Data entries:
--------
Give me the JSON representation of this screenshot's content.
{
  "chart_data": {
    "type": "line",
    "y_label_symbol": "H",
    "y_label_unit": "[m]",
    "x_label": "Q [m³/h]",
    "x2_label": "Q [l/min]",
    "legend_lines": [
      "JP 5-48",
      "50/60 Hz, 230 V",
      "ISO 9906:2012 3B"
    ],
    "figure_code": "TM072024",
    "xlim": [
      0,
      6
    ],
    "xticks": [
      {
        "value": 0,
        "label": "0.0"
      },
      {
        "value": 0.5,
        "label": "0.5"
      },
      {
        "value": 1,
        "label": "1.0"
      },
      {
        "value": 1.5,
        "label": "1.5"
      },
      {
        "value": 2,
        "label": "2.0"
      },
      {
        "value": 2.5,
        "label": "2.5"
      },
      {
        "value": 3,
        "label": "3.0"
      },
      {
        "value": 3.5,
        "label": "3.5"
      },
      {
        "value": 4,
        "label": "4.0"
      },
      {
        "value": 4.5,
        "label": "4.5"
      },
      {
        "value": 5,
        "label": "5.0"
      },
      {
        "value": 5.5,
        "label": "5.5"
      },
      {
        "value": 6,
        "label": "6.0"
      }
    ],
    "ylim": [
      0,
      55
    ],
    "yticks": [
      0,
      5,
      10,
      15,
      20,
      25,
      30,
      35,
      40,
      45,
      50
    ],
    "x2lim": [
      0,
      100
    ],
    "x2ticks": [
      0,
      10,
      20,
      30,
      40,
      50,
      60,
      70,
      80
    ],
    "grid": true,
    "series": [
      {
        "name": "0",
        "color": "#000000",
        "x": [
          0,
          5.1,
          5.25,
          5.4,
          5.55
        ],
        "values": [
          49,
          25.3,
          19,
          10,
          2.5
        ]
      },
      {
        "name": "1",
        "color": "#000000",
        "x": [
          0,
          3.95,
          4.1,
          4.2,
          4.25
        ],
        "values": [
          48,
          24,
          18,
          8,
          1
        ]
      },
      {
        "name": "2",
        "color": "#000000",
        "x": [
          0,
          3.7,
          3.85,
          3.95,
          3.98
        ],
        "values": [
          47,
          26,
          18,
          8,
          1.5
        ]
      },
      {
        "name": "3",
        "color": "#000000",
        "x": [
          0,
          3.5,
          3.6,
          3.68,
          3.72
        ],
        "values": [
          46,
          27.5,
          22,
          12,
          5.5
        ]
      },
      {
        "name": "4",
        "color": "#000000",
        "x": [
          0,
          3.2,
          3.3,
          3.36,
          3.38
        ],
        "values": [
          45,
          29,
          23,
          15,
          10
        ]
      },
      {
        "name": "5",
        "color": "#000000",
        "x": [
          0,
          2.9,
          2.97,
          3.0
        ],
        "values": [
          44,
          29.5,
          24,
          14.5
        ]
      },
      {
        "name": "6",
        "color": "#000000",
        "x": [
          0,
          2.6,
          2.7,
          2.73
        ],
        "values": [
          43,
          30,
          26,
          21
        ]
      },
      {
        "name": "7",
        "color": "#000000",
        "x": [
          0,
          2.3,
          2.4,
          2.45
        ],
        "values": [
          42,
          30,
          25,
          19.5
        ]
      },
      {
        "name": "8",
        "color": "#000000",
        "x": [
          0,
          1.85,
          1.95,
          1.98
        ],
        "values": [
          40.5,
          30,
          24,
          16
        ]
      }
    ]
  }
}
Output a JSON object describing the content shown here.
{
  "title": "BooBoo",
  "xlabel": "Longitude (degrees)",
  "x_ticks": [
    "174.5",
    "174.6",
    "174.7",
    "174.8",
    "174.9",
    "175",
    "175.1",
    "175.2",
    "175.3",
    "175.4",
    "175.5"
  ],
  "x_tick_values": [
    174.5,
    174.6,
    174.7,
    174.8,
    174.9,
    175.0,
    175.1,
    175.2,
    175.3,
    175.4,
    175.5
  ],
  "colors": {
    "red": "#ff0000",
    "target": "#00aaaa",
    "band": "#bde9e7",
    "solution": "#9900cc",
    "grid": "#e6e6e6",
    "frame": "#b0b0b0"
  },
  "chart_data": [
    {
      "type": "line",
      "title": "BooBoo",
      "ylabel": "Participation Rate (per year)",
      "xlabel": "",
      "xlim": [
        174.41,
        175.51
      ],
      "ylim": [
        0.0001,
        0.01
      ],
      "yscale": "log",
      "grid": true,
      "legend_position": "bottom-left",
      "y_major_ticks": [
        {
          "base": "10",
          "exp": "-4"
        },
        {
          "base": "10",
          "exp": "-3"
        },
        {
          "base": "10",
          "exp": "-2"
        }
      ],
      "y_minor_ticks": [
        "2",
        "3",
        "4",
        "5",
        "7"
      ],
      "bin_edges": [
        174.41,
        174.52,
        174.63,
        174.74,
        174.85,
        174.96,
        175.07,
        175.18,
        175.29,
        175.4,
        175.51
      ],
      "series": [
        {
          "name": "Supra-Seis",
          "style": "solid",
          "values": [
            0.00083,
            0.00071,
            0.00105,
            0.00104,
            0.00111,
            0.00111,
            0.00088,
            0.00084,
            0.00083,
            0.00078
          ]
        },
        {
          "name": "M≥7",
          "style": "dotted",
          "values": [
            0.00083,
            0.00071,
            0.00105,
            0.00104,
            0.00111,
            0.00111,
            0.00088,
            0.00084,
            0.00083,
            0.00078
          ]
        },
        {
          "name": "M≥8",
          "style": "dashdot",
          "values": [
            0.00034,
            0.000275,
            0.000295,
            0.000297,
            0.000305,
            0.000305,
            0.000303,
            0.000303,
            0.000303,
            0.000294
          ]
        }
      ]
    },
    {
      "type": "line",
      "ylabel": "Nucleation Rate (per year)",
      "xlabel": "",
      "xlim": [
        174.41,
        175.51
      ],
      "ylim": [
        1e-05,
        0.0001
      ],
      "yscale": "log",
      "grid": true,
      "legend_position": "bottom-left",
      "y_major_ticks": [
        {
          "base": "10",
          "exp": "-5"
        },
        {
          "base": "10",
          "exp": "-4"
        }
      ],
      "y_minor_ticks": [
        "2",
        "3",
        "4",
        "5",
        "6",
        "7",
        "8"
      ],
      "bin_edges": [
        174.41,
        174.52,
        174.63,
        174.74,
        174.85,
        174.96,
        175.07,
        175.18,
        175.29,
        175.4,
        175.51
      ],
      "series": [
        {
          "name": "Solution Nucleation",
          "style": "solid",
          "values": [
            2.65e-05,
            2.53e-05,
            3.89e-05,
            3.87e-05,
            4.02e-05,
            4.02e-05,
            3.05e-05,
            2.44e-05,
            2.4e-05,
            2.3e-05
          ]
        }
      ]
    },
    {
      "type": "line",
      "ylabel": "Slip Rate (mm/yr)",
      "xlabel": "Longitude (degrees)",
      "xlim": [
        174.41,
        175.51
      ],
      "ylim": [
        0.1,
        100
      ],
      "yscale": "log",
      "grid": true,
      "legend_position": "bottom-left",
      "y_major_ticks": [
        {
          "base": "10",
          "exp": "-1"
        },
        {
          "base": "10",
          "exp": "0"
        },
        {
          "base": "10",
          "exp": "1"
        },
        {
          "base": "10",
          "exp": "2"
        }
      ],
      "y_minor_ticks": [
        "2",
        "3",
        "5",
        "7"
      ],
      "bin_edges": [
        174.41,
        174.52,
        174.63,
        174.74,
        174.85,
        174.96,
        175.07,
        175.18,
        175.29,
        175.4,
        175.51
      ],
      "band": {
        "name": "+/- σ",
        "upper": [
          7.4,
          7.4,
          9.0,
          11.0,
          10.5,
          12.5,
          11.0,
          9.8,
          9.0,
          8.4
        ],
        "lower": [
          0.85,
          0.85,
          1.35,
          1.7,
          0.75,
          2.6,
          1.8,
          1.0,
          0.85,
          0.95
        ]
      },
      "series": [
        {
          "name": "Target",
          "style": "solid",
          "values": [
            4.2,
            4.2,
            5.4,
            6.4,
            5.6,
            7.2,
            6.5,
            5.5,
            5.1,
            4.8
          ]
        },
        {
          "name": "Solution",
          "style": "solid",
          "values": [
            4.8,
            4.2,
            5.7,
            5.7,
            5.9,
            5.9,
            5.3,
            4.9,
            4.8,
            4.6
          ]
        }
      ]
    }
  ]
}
--------
What you will do:
List all lines holding the string "xlabel".

Exercise solution:
  "xlabel": "Longitude (degrees)",
      "xlabel": "",
      "xlabel": "",
      "xlabel": "Longitude (degrees)",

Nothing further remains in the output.